Each line below must be reproduced exactly as it stands. Pictures stay out of the copy.

######

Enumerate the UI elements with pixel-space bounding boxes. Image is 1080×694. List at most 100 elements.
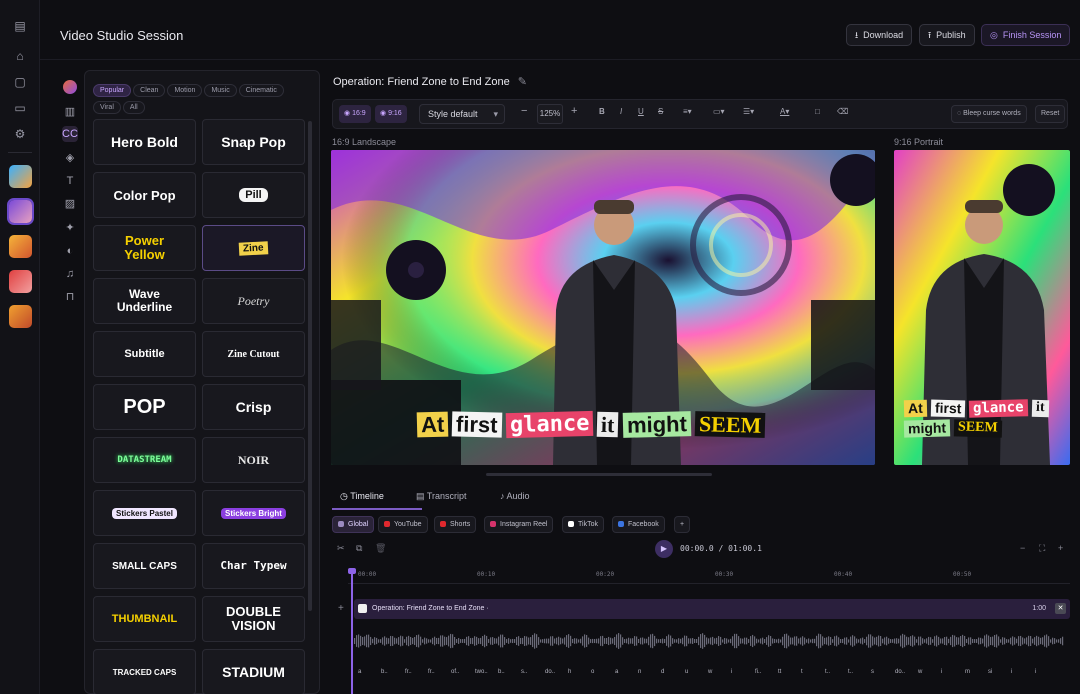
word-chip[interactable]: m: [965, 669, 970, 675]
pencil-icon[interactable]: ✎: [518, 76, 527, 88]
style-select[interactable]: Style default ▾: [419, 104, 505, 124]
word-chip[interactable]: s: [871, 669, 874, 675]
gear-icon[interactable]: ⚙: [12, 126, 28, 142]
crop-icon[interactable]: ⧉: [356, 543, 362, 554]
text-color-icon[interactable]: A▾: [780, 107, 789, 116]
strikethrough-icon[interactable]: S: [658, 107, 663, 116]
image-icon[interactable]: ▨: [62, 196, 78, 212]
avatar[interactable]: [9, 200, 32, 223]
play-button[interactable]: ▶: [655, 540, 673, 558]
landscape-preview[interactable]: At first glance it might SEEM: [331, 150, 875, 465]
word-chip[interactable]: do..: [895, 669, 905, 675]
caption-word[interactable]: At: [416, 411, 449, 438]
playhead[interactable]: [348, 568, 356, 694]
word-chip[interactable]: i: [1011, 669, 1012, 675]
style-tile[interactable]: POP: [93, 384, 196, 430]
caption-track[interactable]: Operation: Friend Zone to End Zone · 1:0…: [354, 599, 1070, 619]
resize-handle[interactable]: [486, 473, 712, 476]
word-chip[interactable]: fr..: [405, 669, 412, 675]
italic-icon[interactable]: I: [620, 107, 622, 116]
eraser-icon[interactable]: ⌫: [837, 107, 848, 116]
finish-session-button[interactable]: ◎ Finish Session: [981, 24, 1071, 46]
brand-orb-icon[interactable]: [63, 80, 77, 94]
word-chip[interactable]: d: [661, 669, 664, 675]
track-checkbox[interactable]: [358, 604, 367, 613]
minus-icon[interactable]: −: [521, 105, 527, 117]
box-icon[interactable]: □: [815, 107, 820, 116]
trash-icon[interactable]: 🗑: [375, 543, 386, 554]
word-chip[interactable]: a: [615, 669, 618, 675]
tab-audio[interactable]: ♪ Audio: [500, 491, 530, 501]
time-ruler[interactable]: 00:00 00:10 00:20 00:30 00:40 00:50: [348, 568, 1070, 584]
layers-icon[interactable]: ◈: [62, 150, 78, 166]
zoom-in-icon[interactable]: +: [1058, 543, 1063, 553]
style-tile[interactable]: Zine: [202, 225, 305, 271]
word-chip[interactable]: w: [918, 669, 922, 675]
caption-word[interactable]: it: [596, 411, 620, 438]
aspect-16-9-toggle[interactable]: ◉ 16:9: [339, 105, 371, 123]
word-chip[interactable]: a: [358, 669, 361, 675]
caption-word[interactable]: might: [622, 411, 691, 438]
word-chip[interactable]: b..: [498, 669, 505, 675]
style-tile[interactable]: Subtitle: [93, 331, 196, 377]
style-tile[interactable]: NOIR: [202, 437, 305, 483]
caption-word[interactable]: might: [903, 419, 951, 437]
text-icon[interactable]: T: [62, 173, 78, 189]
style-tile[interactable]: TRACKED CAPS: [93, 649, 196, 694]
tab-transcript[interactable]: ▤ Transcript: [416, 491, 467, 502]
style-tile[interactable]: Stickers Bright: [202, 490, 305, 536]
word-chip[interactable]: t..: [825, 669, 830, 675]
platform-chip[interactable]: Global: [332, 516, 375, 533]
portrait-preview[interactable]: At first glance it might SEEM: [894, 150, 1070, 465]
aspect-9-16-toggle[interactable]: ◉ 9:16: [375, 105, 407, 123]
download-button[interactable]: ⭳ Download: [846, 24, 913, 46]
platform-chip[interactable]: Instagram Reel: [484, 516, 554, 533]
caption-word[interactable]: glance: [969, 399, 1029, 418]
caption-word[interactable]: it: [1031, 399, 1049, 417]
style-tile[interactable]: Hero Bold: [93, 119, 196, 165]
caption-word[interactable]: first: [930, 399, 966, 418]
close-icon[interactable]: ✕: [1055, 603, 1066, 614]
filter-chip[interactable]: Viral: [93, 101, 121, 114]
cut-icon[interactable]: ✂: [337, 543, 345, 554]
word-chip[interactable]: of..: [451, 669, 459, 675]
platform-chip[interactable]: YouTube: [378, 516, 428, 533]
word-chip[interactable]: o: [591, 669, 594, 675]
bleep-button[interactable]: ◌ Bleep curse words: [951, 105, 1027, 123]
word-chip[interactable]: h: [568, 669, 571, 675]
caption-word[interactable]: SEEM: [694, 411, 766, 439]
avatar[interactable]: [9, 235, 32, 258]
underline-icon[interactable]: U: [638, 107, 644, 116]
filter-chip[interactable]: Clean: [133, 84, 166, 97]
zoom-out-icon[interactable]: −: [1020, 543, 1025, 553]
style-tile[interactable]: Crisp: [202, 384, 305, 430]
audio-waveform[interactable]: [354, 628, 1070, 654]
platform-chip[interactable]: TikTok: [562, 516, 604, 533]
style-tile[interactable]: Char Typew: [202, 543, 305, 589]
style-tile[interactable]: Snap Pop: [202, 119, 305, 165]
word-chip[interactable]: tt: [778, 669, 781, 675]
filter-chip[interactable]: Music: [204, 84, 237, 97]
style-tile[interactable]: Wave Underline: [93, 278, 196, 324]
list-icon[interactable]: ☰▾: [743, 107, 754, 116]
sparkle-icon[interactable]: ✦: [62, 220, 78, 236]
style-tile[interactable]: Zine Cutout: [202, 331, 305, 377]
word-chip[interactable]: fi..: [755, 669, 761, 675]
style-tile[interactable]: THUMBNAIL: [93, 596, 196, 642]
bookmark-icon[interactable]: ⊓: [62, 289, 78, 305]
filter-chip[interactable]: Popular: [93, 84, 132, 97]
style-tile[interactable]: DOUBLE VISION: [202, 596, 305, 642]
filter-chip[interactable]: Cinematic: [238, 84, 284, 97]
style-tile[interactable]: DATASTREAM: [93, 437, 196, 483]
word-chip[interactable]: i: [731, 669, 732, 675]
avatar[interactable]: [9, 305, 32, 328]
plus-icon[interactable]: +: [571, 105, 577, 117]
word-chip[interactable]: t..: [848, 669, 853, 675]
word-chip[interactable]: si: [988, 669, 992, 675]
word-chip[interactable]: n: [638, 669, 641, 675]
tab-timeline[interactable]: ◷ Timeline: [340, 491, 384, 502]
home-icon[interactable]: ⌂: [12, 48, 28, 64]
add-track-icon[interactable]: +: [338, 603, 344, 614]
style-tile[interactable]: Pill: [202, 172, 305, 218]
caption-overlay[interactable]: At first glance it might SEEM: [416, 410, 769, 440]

######

*EXERCISE SOLUTION*:
Enumerate the UI elements with pixel-space bounding boxes. Image is 1080×694. List at most 100 elements.
word-chip[interactable]: m: [965, 669, 970, 675]
pencil-icon[interactable]: ✎: [518, 76, 527, 88]
style-select[interactable]: Style default ▾: [419, 104, 505, 124]
word-chip[interactable]: s: [871, 669, 874, 675]
gear-icon[interactable]: ⚙: [12, 126, 28, 142]
crop-icon[interactable]: ⧉: [356, 543, 362, 554]
text-color-icon[interactable]: A▾: [780, 107, 789, 116]
strikethrough-icon[interactable]: S: [658, 107, 663, 116]
image-icon[interactable]: ▨: [62, 196, 78, 212]
avatar[interactable]: [9, 200, 32, 223]
play-button[interactable]: ▶: [655, 540, 673, 558]
landscape-preview[interactable]: At first glance it might SEEM: [331, 150, 875, 465]
word-chip[interactable]: do..: [895, 669, 905, 675]
caption-word[interactable]: At: [416, 411, 449, 438]
playhead[interactable]: [348, 568, 356, 694]
word-chip[interactable]: i: [1011, 669, 1012, 675]
style-tile[interactable]: POP: [93, 384, 196, 430]
caption-track[interactable]: Operation: Friend Zone to End Zone · 1:0…: [354, 599, 1070, 619]
resize-handle[interactable]: [486, 473, 712, 476]
word-chip[interactable]: fr..: [405, 669, 412, 675]
italic-icon[interactable]: I: [620, 107, 622, 116]
eraser-icon[interactable]: ⌫: [837, 107, 848, 116]
finish-session-button[interactable]: ◎ Finish Session: [981, 24, 1071, 46]
brand-orb-icon[interactable]: [63, 80, 77, 94]
word-chip[interactable]: d: [661, 669, 664, 675]
track-checkbox[interactable]: [358, 604, 367, 613]
minus-icon[interactable]: −: [521, 105, 527, 117]
box-icon[interactable]: □: [815, 107, 820, 116]
trash-icon[interactable]: 🗑: [375, 543, 386, 554]
word-chip[interactable]: a: [615, 669, 618, 675]
tab-audio[interactable]: ♪ Audio: [500, 491, 530, 501]
time-ruler[interactable]: 00:00 00:10 00:20 00:30 00:40 00:50: [348, 568, 1070, 584]
layers-icon[interactable]: ◈: [62, 150, 78, 166]
zoom-in-icon[interactable]: +: [1058, 543, 1063, 553]
style-tile[interactable]: Zine: [202, 225, 305, 271]
word-chip[interactable]: w: [918, 669, 922, 675]
caption-word[interactable]: it: [596, 411, 620, 438]
aspect-16-9-toggle[interactable]: ◉ 16:9: [339, 105, 371, 123]
word-chip[interactable]: a: [358, 669, 361, 675]
caption-word[interactable]: might: [622, 411, 691, 438]
word-chip[interactable]: b..: [498, 669, 505, 675]
style-tile[interactable]: Subtitle: [93, 331, 196, 377]
style-tile[interactable]: NOIR: [202, 437, 305, 483]
caption-word[interactable]: might: [903, 419, 951, 437]
text-icon[interactable]: T: [62, 173, 78, 189]
style-tile[interactable]: TRACKED CAPS: [93, 649, 196, 694]
tab-transcript[interactable]: ▤ Transcript: [416, 491, 467, 502]
style-tile[interactable]: Stickers Bright: [202, 490, 305, 536]
word-chip[interactable]: t..: [825, 669, 830, 675]
platform-chip[interactable]: Global: [332, 516, 375, 533]
portrait-preview[interactable]: At first glance it might SEEM: [894, 150, 1070, 465]
aspect-9-16-toggle[interactable]: ◉ 9:16: [375, 105, 407, 123]
download-button[interactable]: ⭳ Download: [846, 24, 913, 46]
platform-chip[interactable]: Instagram Reel: [484, 516, 554, 533]
caption-word[interactable]: glance: [969, 399, 1029, 418]
caption-word[interactable]: it: [1031, 399, 1049, 417]
style-tile[interactable]: Hero Bold: [93, 119, 196, 165]
caption-word[interactable]: first: [930, 399, 966, 418]
close-icon[interactable]: ✕: [1055, 603, 1066, 614]
filter-chip[interactable]: Viral: [93, 101, 121, 114]
cut-icon[interactable]: ✂: [337, 543, 345, 554]
word-chip[interactable]: of..: [451, 669, 459, 675]
platform-chip[interactable]: YouTube: [378, 516, 428, 533]
word-chip[interactable]: o: [591, 669, 594, 675]
bleep-button[interactable]: ◌ Bleep curse words: [951, 105, 1027, 123]
word-chip[interactable]: h: [568, 669, 571, 675]
caption-word[interactable]: SEEM: [694, 411, 766, 439]
avatar[interactable]: [9, 235, 32, 258]
underline-icon[interactable]: U: [638, 107, 644, 116]
filter-chip[interactable]: Clean: [133, 84, 166, 97]
zoom-out-icon[interactable]: −: [1020, 543, 1025, 553]
style-tile[interactable]: Crisp: [202, 384, 305, 430]
audio-waveform[interactable]: [354, 628, 1070, 654]
platform-chip[interactable]: TikTok: [562, 516, 604, 533]
style-tile[interactable]: Char Typew: [202, 543, 305, 589]
style-tile[interactable]: Snap Pop: [202, 119, 305, 165]
word-chip[interactable]: tt: [778, 669, 781, 675]
filter-chip[interactable]: Music: [204, 84, 237, 97]
style-tile[interactable]: Wave Underline: [93, 278, 196, 324]
list-icon[interactable]: ☰▾: [743, 107, 754, 116]
sparkle-icon[interactable]: ✦: [62, 220, 78, 236]
style-tile[interactable]: Zine Cutout: [202, 331, 305, 377]
word-chip[interactable]: fi..: [755, 669, 761, 675]
style-tile[interactable]: THUMBNAIL: [93, 596, 196, 642]
bookmark-icon[interactable]: ⊓: [62, 289, 78, 305]
filter-chip[interactable]: Popular: [93, 84, 132, 97]
style-tile[interactable]: DOUBLE VISION: [202, 596, 305, 642]
filter-chip[interactable]: Cinematic: [238, 84, 284, 97]
style-tile[interactable]: DATASTREAM: [93, 437, 196, 483]
word-chip[interactable]: i: [731, 669, 732, 675]
avatar[interactable]: [9, 305, 32, 328]
plus-icon[interactable]: +: [571, 105, 577, 117]
word-chip[interactable]: t..: [848, 669, 853, 675]
word-chip[interactable]: si: [988, 669, 992, 675]
word-chip[interactable]: n: [638, 669, 641, 675]
tab-timeline[interactable]: ◷ Timeline: [340, 491, 384, 502]
home-icon[interactable]: ⌂: [12, 48, 28, 64]
add-track-icon[interactable]: +: [338, 603, 344, 614]
style-tile[interactable]: Pill: [202, 172, 305, 218]
caption-overlay[interactable]: At first glance it might SEEM: [416, 410, 769, 440]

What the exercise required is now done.